Stated exercise ▸
Repeat every record below exactly as written.

Records excerpted from a collection:
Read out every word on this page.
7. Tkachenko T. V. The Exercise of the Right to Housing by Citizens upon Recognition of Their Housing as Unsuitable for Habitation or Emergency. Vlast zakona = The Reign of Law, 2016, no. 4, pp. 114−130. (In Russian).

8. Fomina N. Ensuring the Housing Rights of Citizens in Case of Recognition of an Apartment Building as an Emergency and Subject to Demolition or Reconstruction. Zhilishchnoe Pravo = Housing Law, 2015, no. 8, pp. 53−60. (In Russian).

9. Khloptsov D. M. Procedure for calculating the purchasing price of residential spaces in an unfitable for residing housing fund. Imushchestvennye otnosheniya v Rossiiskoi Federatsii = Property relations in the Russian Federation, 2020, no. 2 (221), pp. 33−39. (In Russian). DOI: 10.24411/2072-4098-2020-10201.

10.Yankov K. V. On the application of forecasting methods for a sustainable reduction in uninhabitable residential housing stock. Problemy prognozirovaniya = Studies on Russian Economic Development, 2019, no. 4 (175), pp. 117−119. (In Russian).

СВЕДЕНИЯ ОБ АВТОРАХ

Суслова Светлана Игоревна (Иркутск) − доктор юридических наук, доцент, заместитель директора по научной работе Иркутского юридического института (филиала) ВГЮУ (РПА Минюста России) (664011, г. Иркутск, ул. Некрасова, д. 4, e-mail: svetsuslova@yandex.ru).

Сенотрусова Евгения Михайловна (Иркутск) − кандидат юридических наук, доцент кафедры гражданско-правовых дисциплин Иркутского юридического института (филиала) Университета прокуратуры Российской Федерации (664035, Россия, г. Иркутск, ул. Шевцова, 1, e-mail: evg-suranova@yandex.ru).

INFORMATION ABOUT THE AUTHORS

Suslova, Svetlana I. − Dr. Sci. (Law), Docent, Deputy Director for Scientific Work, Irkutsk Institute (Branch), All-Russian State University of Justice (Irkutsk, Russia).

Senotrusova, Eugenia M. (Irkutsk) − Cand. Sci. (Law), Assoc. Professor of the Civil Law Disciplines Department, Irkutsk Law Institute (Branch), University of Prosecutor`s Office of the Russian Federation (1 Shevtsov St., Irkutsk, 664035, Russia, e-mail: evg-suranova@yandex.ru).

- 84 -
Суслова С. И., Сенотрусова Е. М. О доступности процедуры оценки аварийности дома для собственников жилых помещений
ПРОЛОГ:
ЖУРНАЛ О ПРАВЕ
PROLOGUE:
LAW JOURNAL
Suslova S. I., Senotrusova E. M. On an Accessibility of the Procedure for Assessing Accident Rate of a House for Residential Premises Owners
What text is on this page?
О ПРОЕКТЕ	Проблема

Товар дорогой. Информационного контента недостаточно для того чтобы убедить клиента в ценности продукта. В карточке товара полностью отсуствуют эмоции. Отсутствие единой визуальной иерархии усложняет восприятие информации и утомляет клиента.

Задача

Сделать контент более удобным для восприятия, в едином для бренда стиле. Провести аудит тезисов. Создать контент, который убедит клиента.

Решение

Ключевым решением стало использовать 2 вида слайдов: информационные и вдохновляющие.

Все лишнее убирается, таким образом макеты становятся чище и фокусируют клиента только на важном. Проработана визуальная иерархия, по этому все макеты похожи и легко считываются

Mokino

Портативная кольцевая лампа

Finished answer ▸
Read out every word on this page.
7. Tkachenko T. V. The Exercise of the Right to Housing by Citizens upon Recognition of Their Housing as Unsuitable for Habitation or Emergency. Vlast zakona = The Reign of Law, 2016, no. 4, pp. 114−130. (In Russian).

8. Fomina N. Ensuring the Housing Rights of Citizens in Case of Recognition of an Apartment Building as an Emergency and Subject to Demolition or Reconstruction. Zhilishchnoe Pravo = Housing Law, 2015, no. 8, pp. 53−60. (In Russian).

9. Khloptsov D. M. Procedure for calculating the purchasing price of residential spaces in an unfitable for residing housing fund. Imushchestvennye otnosheniya v Rossiiskoi Federatsii = Property relations in the Russian Federation, 2020, no. 2 (221), pp. 33−39. (In Russian). DOI: 10.24411/2072-4098-2020-10201.

10.Yankov K. V. On the application of forecasting methods for a sustainable reduction in uninhabitable residential housing stock. Problemy prognozirovaniya = Studies on Russian Economic Development, 2019, no. 4 (175), pp. 117−119. (In Russian).

СВЕДЕНИЯ ОБ АВТОРАХ

Суслова Светлана Игоревна (Иркутск) − доктор юридических наук, доцент, заместитель директора по научной работе Иркутского юридического института (филиала) ВГЮУ (РПА Минюста России) (664011, г. Иркутск, ул. Некрасова, д. 4, e-mail: svetsuslova@yandex.ru).

Сенотрусова Евгения Михайловна (Иркутск) − кандидат юридических наук, доцент кафедры гражданско-правовых дисциплин Иркутского юридического института (филиала) Университета прокуратуры Российской Федерации (664035, Россия, г. Иркутск, ул. Шевцова, 1, e-mail: evg-suranova@yandex.ru).

INFORMATION ABOUT THE AUTHORS

Suslova, Svetlana I. − Dr. Sci. (Law), Docent, Deputy Director for Scientific Work, Irkutsk Institute (Branch), All-Russian State University of Justice (Irkutsk, Russia).

Senotrusova, Eugenia M. (Irkutsk) − Cand. Sci. (Law), Assoc. Professor of the Civil Law Disciplines Department, Irkutsk Law Institute (Branch), University of Prosecutor`s Office of the Russian Federation (1 Shevtsov St., Irkutsk, 664035, Russia, e-mail: evg-suranova@yandex.ru).

- 84 -
Суслова С. И., Сенотрусова Е. М. О доступности процедуры оценки аварийности дома для собственников жилых помещений
ПРОЛОГ:
ЖУРНАЛ О ПРАВЕ
PROLOGUE:
LAW JOURNAL
Suslova S. I., Senotrusova E. M. On an Accessibility of the Procedure for Assessing Accident Rate of a House for Residential Premises Owners
What text is on this page?
О ПРОЕКТЕ	Проблема

Товар дорогой. Информационного контента недостаточно для того чтобы убедить клиента в ценности продукта. В карточке товара полностью отсуствуют эмоции. Отсутствие единой визуальной иерархии усложняет восприятие информации и утомляет клиента.

Задача

Сделать контент более удобным для восприятия, в едином для бренда стиле. Провести аудит тезисов. Создать контент, который убедит клиента.

Решение

Ключевым решением стало использовать 2 вида слайдов: информационные и вдохновляющие.

Все лишнее убирается, таким образом макеты становятся чище и фокусируют клиента только на важном. Проработана визуальная иерархия, по этому все макеты похожи и легко считываются

Mokino

Портативная кольцевая лампа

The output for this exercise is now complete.